**Page text**
“Good journalism requires a degree of courage in today’s climate, a quality now in scarce supply in our mass media.”
—Carl Bernstein
How much truer that is today! Nearly 10 years ago, Bernstein, one of the original Watergate reporters, issued a perfect indictment of the American media in his magnificent essay, “The Idiot Culture,” in the New Republic on June 3, 1992.
“We do not serve our readers and viewers; we pander to them ... giving them what we think they want. In this new culture of journalistic titillation, we teach our readers and viewers that the lurid and the loopy are more important than real news,” he noted. Then, he charged that the media — “probably the most powerful of all our institutions today” — wastes that power by ignoring their responsibility to challenge, inform and educate people about what really matters.
Instead, “the weird and the stupid and the coarse are becoming our cultural norm, even our cultural ideal. The consequence is the spectacle, and the triumph, of the idiot culture.”
Everybody agreed heartily. Naturally, things got much worse. Bernstein’s essay, remember, was written before “All O.J., all the time,” and before JonBenet Ramsey.
Naturally, not even Bernstein could have foreseen the idiot culture’s ultimate apotheosis, when, via the catalyst of Monica Lewinsky, our press, our politics and our culture melded into a common trash stew. Even after wallowing in that sewer for years, even after it disfigured the next presidential election, nothing changed at all.
What was the top story in the nation, as dawn crept over New York on Sept. 11, 2001? Measured by either the amount of space and time devoted to it, or what most people knew most about, it was the relationship between an obscure California congressman, Gary Condit, and the mysterious disappearance of his intern, usually shown posing with her prominent breasts lolling against her shirt.
That was treated as if it were the major issue facing the last superpower, right up to the morning Mohammed Atta strapped himself in.

**Set task 1**
According to the commentary on American media, in which publication and on what date did Bernstein's essay "The Idiot Culture" appear?
The entries have nothing to do with the text above.

**Item position entries**

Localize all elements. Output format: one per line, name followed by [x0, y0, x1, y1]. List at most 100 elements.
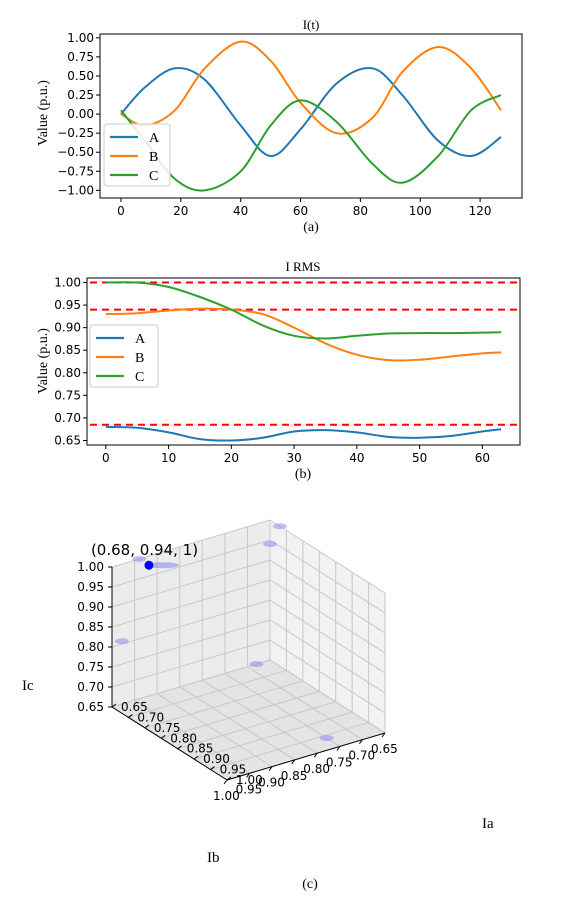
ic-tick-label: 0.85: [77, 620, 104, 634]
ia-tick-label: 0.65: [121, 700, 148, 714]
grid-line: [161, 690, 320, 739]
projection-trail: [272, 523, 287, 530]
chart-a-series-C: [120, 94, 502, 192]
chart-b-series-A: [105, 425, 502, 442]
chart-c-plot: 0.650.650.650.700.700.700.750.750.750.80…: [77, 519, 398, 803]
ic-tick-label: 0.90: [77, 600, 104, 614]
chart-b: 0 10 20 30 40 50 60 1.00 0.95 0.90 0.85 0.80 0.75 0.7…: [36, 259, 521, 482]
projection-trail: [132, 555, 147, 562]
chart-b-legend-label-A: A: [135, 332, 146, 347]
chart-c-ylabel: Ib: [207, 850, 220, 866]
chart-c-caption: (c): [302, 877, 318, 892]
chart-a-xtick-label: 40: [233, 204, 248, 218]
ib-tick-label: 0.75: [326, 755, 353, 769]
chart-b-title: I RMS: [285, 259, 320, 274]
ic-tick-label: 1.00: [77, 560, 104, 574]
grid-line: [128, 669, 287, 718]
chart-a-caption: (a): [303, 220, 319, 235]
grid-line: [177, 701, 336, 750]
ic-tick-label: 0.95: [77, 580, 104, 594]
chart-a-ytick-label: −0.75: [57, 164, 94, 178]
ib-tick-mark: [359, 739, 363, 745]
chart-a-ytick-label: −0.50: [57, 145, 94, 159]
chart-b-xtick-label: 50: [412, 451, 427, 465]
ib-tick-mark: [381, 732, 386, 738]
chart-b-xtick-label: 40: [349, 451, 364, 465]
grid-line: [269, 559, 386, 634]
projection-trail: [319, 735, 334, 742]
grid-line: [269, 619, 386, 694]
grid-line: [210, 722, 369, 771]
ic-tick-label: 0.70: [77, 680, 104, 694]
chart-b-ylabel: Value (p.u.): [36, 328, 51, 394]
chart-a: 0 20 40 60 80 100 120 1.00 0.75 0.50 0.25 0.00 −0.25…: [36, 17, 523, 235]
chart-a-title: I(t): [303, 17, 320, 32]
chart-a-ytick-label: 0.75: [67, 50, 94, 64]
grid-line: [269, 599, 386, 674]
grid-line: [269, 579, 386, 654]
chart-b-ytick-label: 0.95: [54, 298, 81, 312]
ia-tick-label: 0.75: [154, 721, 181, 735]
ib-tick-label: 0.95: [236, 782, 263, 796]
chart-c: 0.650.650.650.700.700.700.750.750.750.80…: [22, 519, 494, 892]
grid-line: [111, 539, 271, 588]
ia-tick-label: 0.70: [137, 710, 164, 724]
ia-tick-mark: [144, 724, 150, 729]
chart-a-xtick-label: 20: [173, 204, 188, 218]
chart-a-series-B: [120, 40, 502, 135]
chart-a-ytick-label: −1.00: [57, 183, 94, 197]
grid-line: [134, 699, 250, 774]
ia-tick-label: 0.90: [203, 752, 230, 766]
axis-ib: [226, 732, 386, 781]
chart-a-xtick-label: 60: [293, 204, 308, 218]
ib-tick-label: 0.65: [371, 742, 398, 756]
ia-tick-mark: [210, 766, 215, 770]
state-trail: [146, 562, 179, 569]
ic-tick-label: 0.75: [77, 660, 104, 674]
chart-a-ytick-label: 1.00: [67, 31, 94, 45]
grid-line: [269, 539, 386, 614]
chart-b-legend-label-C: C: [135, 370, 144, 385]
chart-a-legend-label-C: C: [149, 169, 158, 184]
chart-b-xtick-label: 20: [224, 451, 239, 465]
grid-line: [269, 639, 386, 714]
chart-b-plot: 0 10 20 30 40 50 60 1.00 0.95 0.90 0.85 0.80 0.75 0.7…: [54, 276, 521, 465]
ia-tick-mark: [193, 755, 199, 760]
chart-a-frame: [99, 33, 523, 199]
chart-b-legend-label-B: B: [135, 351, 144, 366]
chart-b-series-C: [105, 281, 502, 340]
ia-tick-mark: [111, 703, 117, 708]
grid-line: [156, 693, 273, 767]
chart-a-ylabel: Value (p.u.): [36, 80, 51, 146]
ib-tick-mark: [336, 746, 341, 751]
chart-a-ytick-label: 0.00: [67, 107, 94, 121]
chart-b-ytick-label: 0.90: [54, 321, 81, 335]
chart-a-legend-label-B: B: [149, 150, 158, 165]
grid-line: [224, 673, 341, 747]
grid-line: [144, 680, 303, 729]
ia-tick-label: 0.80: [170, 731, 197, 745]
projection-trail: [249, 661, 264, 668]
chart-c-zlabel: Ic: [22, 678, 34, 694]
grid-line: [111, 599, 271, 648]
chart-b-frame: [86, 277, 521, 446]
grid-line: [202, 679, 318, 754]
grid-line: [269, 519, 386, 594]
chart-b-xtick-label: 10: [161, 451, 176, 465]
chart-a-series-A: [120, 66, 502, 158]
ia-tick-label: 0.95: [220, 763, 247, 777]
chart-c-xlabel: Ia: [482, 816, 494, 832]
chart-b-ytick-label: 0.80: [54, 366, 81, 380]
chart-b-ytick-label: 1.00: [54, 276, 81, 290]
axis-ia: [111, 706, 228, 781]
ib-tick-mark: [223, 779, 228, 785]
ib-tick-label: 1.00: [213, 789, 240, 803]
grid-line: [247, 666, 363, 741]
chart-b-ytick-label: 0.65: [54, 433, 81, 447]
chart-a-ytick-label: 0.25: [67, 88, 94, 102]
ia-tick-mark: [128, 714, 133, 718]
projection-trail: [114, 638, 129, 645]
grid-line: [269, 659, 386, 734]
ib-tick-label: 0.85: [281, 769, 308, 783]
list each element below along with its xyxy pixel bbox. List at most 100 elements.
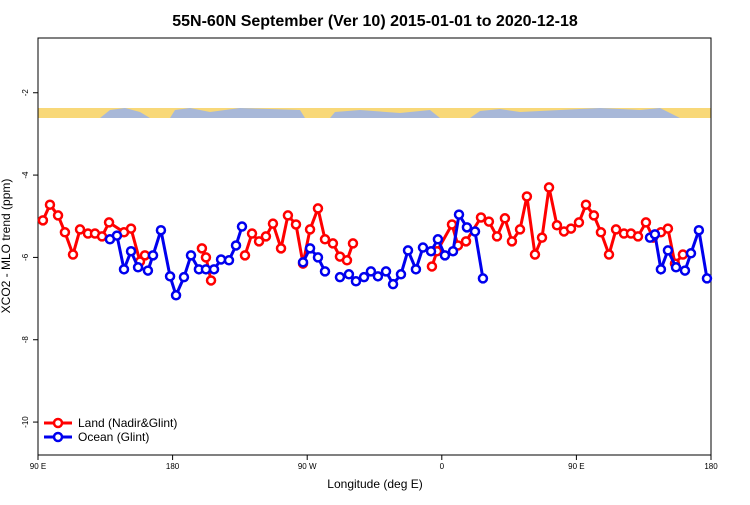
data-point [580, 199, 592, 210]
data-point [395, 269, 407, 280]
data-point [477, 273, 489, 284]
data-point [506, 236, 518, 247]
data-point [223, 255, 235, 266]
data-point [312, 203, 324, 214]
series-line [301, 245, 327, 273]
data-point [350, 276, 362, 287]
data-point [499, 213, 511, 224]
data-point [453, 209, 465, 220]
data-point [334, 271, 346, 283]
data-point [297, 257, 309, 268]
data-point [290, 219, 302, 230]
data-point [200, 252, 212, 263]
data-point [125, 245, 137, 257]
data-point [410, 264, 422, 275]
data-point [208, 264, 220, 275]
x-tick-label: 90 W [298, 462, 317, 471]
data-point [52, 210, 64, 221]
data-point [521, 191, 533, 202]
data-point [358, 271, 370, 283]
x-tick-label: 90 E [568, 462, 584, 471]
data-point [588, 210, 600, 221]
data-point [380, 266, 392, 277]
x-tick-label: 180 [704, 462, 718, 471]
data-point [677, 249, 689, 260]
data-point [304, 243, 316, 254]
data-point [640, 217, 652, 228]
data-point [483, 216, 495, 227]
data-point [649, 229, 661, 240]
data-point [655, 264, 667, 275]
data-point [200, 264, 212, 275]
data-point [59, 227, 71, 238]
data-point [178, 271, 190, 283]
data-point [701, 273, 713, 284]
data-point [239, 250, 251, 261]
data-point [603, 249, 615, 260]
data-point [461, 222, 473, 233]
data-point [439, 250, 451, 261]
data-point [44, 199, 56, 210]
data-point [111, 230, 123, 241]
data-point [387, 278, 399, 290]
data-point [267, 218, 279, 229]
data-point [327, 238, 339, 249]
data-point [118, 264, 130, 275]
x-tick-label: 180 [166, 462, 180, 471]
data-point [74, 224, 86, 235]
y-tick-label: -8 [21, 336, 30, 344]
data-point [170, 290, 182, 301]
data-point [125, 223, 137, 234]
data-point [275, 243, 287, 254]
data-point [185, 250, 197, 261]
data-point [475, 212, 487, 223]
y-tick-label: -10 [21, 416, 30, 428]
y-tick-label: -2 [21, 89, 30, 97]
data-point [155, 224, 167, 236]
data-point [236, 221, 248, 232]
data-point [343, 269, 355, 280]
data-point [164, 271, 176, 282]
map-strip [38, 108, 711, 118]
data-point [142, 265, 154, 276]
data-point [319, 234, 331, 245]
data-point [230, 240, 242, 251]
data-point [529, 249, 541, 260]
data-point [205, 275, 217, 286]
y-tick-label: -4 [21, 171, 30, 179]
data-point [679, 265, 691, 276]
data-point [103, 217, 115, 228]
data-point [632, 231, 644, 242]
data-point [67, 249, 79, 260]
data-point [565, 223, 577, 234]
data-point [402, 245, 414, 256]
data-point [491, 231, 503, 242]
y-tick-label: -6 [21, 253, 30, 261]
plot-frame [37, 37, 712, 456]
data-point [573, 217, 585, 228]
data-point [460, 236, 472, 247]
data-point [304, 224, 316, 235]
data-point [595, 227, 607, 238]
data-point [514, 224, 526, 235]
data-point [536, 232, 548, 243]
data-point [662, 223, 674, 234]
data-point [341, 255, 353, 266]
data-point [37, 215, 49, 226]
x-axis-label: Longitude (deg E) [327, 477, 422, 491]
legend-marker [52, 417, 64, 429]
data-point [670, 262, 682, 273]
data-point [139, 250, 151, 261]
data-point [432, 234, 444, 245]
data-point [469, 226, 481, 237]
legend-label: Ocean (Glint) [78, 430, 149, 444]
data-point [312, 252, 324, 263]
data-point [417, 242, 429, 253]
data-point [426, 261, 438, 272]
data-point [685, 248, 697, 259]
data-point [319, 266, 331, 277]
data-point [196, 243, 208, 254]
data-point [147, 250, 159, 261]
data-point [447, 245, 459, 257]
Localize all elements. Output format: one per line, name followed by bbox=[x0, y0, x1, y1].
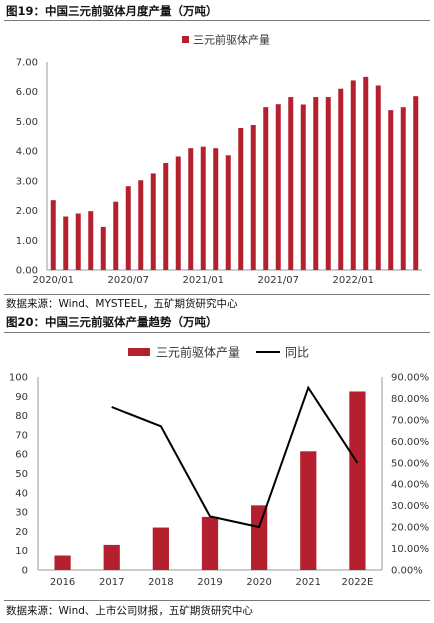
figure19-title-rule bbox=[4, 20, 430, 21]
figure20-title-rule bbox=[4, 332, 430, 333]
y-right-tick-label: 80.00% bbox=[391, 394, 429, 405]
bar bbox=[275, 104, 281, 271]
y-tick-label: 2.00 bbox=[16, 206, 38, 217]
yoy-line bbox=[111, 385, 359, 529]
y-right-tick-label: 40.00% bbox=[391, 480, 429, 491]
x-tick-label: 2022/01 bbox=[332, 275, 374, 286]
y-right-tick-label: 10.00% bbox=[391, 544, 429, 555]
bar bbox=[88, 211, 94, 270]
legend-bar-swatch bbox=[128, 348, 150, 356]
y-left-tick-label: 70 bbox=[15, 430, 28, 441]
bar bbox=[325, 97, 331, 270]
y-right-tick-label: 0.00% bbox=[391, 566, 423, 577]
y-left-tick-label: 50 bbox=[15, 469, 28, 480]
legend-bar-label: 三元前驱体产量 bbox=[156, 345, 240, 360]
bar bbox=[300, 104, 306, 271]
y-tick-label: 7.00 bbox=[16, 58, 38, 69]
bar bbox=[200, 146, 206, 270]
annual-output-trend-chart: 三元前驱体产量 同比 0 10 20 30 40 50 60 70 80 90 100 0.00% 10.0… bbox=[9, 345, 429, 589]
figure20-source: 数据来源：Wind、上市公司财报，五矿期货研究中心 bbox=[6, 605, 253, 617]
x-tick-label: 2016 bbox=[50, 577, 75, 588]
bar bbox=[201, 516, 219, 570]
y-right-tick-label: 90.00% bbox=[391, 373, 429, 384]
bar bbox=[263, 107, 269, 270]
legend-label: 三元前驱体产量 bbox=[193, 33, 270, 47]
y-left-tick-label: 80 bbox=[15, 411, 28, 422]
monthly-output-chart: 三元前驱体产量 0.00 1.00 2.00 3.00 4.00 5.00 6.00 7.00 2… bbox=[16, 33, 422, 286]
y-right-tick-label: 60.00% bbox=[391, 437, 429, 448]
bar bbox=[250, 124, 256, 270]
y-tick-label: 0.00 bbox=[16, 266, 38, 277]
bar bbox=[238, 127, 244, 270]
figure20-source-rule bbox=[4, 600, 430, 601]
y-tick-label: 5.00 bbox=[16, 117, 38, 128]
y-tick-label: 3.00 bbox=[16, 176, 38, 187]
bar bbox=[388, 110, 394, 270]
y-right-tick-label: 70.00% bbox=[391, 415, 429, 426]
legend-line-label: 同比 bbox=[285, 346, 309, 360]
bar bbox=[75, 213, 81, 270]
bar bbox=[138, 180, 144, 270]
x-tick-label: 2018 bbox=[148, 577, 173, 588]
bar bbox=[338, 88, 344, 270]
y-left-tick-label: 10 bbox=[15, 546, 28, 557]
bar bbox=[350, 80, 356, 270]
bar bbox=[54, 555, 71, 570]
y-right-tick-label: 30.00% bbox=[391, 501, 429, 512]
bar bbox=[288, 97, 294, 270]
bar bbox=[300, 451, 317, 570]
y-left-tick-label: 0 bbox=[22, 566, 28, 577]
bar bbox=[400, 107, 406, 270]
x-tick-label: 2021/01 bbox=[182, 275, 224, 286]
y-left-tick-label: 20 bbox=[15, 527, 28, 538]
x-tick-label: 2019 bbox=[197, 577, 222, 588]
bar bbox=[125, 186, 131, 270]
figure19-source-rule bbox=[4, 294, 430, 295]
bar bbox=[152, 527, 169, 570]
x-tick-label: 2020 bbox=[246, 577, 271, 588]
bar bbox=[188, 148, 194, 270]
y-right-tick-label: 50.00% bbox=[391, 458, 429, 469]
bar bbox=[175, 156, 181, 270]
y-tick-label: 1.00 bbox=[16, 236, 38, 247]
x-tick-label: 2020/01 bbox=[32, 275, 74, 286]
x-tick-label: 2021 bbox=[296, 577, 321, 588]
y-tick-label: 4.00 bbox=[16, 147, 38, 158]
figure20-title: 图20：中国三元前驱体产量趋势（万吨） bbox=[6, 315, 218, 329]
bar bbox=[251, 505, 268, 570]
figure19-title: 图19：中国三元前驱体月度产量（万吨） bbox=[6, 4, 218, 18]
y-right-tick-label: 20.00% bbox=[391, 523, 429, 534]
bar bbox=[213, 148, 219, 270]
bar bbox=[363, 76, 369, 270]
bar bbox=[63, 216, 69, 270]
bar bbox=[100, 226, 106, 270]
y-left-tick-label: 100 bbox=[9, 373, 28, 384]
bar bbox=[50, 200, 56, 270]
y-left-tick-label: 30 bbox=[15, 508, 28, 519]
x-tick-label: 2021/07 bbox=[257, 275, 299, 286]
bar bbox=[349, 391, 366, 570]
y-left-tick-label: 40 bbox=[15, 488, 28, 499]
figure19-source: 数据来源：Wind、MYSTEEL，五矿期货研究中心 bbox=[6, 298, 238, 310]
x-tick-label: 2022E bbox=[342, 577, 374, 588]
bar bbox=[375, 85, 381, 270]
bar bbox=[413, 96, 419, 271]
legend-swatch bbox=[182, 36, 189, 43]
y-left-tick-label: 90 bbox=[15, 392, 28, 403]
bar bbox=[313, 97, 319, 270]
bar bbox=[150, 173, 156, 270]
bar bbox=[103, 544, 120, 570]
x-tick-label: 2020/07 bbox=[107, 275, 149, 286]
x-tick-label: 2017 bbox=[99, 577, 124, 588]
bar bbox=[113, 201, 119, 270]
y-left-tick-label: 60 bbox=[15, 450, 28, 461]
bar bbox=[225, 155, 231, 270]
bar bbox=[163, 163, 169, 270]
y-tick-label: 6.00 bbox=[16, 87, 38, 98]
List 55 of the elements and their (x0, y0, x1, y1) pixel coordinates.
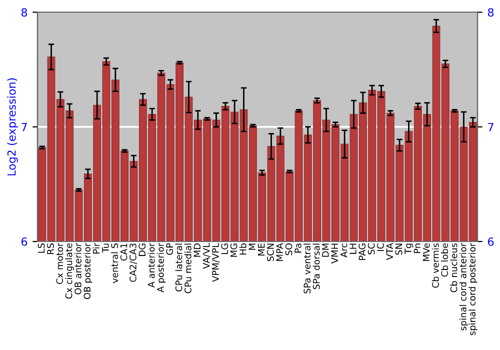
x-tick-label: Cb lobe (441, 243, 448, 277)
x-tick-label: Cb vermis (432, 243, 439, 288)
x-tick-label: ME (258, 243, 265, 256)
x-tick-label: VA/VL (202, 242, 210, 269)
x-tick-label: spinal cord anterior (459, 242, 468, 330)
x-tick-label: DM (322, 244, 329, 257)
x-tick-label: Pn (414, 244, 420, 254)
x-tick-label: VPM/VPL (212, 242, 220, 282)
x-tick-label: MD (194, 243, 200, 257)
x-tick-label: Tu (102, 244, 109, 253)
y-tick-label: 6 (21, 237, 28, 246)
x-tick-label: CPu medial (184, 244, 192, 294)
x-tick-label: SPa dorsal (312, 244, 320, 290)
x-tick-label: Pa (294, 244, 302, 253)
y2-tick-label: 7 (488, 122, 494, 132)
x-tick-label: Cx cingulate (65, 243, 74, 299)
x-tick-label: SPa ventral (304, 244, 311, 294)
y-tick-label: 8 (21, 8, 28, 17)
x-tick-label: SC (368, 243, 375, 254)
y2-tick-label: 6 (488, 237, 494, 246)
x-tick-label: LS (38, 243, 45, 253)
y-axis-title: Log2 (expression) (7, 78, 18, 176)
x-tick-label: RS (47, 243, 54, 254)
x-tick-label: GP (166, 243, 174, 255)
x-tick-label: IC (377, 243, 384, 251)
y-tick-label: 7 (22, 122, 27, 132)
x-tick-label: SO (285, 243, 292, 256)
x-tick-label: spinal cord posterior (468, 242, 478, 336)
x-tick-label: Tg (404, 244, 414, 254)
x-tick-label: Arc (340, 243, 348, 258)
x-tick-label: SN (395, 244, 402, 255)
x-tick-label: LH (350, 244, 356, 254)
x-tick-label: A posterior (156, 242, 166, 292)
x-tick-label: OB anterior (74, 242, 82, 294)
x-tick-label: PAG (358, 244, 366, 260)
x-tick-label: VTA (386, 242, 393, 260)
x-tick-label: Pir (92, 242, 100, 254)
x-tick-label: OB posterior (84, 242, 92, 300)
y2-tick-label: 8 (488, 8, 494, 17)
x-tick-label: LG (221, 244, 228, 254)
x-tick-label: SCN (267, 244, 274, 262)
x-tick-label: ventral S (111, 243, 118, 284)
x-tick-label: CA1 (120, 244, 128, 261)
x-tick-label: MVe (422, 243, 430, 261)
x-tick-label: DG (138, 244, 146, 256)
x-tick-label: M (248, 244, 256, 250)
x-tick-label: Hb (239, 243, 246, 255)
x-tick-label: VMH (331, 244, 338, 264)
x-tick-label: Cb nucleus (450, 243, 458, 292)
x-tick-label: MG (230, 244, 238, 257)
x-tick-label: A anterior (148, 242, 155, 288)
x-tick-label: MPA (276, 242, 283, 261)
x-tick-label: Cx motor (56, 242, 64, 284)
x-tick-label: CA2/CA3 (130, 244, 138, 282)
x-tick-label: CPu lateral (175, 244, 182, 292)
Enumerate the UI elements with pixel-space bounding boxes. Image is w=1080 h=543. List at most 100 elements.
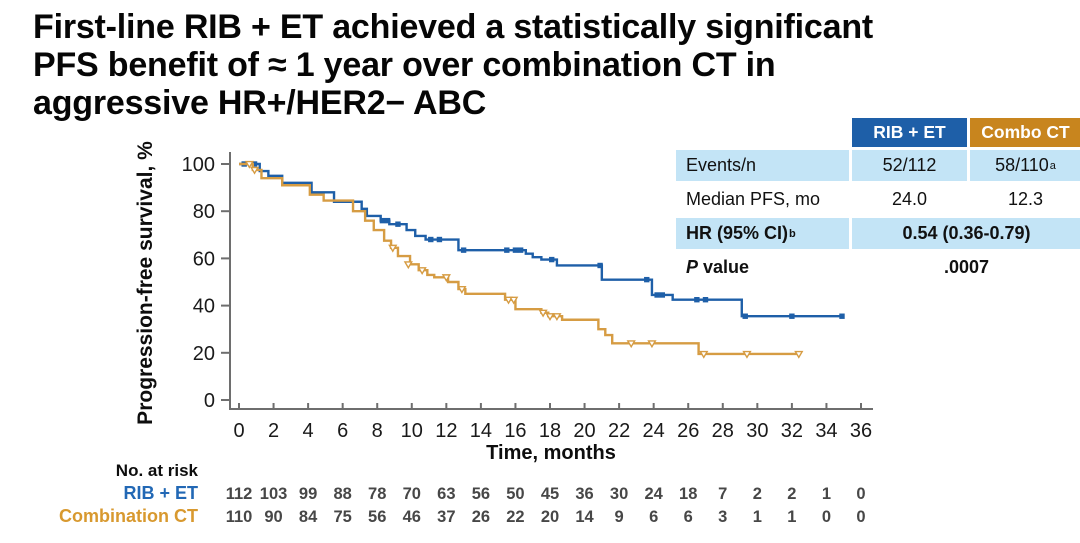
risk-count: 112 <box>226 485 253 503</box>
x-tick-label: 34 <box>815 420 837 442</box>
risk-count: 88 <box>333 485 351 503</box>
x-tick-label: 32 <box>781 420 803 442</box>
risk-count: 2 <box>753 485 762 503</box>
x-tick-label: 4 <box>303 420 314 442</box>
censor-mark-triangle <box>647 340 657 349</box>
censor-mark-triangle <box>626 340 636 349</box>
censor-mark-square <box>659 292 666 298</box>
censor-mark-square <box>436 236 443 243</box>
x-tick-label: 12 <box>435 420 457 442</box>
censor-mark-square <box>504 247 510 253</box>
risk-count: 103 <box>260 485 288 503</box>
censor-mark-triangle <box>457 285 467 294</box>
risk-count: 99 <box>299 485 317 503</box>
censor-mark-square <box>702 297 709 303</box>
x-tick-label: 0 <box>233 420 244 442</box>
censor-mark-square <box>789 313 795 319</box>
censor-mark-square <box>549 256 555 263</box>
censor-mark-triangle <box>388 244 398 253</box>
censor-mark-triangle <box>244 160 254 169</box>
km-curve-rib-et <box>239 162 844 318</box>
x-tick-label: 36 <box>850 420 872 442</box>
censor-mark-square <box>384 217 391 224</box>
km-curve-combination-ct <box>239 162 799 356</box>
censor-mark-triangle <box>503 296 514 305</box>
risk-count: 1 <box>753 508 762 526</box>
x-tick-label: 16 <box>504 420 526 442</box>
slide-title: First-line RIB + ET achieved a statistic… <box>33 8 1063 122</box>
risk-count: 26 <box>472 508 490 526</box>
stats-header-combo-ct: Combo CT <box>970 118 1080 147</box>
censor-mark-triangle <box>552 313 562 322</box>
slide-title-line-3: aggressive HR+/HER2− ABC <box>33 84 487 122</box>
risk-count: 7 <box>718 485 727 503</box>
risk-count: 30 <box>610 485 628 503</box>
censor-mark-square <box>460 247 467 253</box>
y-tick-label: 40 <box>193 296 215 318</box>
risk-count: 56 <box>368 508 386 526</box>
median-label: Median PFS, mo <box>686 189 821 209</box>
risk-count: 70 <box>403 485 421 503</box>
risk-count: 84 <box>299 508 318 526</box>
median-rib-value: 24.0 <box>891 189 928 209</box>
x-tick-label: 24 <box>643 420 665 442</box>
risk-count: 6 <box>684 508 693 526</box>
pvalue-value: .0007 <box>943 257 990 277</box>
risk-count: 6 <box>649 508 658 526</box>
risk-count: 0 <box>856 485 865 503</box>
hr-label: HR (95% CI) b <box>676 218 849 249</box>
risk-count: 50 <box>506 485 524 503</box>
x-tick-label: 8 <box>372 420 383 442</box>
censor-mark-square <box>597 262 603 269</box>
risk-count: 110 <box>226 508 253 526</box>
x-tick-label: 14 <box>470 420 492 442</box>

**Set task 2**
Pull out every line of the entries that contains the string "caption".

**Result 1**
It appeared in the New Republic on June 3, 1992.

**Result 2**
chart-c-caption: (c): [302, 877, 318, 892]
chart-a-caption: (a): [303, 220, 319, 235]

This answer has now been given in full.